**Given instruction:** Where a line contains the word "xlabel", copy that line in full.

========

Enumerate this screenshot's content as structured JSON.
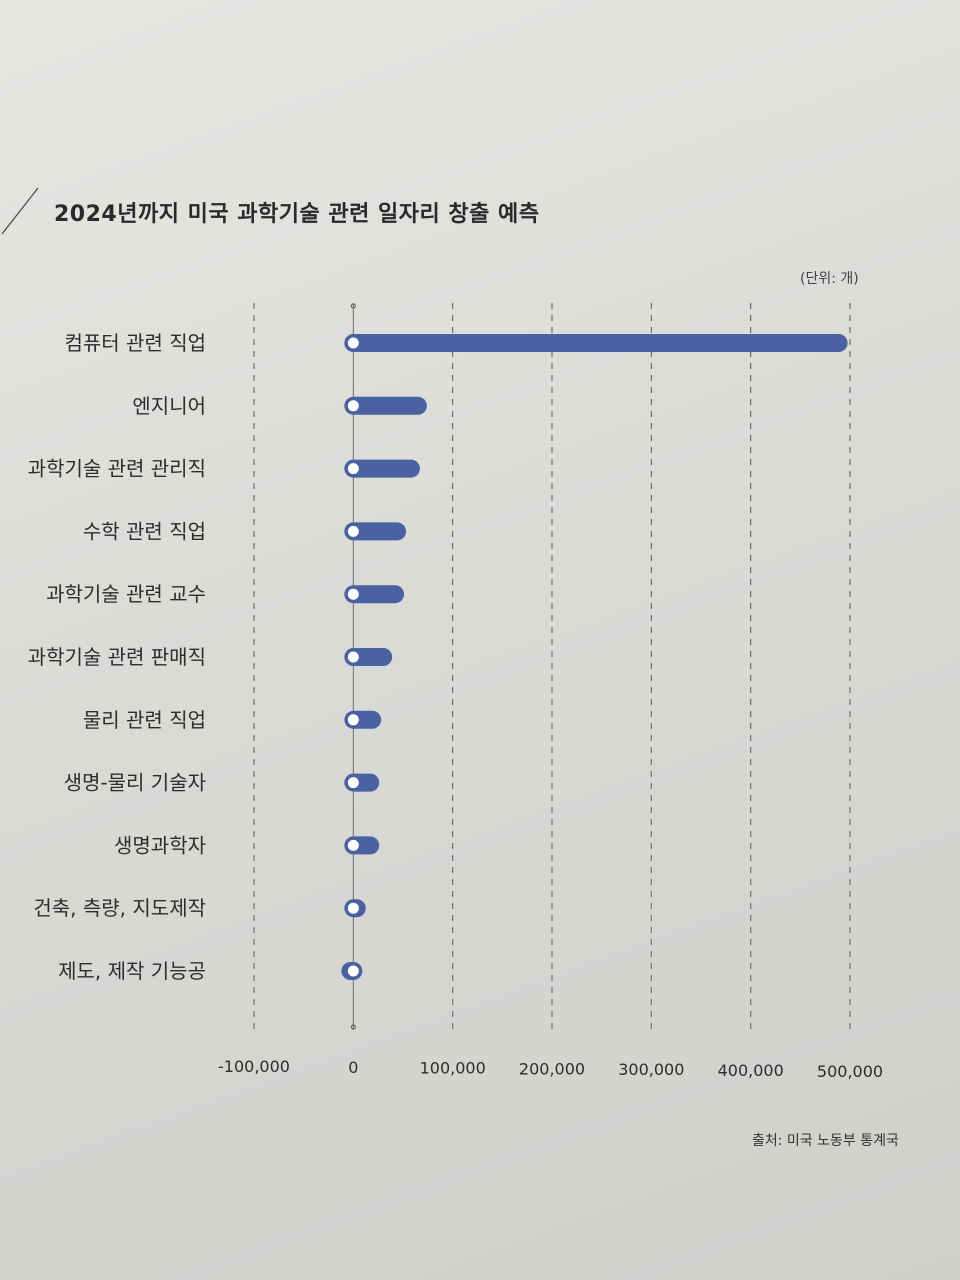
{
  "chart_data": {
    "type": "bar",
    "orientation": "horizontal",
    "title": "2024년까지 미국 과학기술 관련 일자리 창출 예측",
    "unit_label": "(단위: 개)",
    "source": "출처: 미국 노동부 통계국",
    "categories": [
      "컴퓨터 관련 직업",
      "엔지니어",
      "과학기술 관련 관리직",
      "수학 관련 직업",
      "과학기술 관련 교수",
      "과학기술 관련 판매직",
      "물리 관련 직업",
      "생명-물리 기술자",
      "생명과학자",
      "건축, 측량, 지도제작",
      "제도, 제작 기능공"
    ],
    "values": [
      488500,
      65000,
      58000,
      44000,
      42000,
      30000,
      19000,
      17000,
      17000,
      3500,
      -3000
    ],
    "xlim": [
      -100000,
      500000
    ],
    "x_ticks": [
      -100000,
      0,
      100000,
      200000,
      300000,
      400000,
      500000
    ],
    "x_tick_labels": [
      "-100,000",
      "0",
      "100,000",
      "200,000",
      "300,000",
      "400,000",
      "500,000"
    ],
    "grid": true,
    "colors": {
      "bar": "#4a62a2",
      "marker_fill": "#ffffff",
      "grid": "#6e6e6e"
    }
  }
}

========

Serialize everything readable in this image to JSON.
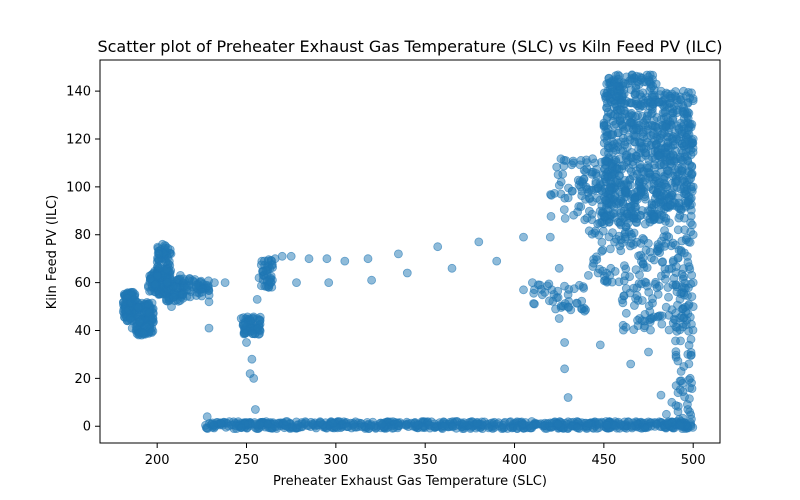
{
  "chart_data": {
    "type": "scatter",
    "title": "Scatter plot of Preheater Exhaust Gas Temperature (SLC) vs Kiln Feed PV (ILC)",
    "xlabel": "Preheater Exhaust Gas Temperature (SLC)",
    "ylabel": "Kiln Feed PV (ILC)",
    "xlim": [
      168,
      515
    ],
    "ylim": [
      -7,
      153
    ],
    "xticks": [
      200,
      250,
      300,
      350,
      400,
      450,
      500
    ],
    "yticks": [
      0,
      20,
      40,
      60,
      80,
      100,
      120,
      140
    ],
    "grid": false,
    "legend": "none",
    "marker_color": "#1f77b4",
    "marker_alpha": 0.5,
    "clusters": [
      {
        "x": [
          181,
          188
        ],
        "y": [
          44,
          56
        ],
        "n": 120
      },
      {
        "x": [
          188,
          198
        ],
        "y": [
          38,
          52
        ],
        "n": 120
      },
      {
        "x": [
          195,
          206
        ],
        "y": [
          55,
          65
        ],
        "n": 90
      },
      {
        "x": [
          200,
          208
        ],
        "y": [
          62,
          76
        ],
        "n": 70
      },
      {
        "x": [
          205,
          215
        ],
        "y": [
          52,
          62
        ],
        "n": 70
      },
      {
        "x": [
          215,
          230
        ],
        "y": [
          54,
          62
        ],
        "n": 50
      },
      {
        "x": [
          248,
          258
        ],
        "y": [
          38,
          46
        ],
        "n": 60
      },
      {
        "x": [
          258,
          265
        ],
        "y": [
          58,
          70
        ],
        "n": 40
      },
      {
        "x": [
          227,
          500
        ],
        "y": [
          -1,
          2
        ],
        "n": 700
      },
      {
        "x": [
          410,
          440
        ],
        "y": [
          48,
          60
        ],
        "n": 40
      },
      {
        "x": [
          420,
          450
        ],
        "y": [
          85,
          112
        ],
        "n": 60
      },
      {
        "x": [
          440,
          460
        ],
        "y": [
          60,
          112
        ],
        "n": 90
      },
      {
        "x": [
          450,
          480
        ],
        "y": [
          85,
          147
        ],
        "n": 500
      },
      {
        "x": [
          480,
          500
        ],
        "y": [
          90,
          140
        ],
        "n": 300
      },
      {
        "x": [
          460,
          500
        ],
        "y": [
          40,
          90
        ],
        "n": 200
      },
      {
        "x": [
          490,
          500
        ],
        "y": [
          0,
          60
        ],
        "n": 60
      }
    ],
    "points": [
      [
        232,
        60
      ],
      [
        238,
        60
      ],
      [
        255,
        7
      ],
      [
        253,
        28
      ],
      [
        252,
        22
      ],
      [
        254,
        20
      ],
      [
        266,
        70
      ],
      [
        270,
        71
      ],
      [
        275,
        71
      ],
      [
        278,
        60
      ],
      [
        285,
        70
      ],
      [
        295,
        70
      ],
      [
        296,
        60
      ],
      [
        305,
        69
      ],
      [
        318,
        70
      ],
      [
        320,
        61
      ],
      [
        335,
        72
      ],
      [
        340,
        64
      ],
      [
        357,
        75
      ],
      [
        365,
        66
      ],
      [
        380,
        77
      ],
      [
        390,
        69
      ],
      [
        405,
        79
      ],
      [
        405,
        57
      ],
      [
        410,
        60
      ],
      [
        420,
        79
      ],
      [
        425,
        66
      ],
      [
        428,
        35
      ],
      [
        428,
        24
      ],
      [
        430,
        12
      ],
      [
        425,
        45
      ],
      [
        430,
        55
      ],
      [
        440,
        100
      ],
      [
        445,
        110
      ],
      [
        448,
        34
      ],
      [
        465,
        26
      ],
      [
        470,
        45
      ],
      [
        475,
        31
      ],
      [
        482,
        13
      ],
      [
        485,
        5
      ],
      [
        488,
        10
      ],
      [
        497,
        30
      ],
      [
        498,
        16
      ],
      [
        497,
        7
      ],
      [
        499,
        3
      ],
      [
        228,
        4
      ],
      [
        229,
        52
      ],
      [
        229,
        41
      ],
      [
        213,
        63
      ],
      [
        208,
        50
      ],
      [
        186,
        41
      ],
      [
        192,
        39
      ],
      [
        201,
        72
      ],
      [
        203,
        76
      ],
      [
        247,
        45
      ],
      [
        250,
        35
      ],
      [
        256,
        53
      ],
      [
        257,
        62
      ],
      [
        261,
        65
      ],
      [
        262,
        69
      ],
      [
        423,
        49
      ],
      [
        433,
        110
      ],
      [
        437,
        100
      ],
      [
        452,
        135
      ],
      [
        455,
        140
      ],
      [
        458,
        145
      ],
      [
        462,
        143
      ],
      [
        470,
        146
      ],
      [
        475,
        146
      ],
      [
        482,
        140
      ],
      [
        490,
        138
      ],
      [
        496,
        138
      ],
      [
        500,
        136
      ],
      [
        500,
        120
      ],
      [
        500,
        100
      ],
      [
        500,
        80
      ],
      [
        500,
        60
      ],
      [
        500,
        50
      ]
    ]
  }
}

========

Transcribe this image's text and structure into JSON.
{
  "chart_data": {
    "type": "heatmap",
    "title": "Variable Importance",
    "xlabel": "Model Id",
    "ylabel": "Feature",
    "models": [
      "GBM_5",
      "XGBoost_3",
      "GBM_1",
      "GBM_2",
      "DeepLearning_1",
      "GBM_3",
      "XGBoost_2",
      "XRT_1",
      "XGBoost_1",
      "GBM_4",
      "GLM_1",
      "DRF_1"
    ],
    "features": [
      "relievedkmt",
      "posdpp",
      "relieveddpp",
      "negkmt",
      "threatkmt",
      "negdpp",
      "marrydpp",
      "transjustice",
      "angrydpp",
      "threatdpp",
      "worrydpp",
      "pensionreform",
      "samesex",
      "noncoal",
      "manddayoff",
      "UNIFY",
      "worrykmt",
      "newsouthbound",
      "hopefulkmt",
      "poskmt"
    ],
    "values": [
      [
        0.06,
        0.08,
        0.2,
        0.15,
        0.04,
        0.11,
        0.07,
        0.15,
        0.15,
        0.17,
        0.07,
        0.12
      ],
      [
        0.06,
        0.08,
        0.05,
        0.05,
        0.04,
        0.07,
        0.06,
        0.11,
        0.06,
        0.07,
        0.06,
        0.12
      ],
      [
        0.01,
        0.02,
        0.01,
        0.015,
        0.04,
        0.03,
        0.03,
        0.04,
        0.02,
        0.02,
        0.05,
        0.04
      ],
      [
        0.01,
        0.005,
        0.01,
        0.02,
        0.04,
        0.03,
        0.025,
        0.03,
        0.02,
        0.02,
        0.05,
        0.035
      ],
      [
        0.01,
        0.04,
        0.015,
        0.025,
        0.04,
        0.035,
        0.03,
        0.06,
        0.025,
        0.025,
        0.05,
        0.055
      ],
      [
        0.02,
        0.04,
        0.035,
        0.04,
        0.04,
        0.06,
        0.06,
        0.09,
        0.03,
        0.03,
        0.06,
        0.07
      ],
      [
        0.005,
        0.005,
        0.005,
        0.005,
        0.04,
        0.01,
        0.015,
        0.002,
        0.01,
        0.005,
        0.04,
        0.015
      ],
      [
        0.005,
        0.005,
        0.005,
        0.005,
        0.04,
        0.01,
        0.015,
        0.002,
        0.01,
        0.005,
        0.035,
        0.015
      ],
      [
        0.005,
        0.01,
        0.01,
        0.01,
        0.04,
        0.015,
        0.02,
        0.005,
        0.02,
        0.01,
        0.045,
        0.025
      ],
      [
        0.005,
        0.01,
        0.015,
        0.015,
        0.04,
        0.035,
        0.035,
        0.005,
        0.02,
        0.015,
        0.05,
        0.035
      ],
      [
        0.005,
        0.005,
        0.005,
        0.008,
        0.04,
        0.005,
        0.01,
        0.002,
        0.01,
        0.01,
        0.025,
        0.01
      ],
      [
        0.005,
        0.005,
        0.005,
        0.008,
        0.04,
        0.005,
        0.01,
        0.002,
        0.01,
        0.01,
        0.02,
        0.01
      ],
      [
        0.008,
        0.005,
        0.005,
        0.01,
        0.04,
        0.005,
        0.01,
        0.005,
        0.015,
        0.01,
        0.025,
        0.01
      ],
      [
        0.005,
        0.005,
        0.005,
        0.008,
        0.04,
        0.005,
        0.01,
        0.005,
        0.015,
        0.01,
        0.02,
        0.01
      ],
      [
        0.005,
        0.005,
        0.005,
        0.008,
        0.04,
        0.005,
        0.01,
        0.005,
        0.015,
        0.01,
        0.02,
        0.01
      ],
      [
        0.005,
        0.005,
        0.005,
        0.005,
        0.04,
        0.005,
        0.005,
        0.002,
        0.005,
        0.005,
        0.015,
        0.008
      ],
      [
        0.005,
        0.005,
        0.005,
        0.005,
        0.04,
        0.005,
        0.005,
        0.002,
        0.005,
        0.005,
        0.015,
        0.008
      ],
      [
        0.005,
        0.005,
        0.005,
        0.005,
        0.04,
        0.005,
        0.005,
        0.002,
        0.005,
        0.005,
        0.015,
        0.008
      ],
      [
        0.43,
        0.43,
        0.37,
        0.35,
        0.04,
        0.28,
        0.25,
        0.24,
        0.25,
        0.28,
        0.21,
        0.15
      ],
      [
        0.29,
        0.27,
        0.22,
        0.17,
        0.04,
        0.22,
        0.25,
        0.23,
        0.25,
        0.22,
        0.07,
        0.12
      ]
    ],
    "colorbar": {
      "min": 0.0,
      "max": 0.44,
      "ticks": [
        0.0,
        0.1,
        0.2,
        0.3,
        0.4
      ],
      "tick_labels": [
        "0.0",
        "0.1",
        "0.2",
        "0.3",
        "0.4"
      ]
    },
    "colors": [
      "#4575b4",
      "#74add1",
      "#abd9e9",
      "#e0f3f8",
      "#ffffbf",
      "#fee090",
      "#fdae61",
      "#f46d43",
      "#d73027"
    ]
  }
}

========

**Response to the exercise:**
    "xlabel": "Preheater Exhaust Gas Temperature (SLC)",
    "xlabel": "Model Id",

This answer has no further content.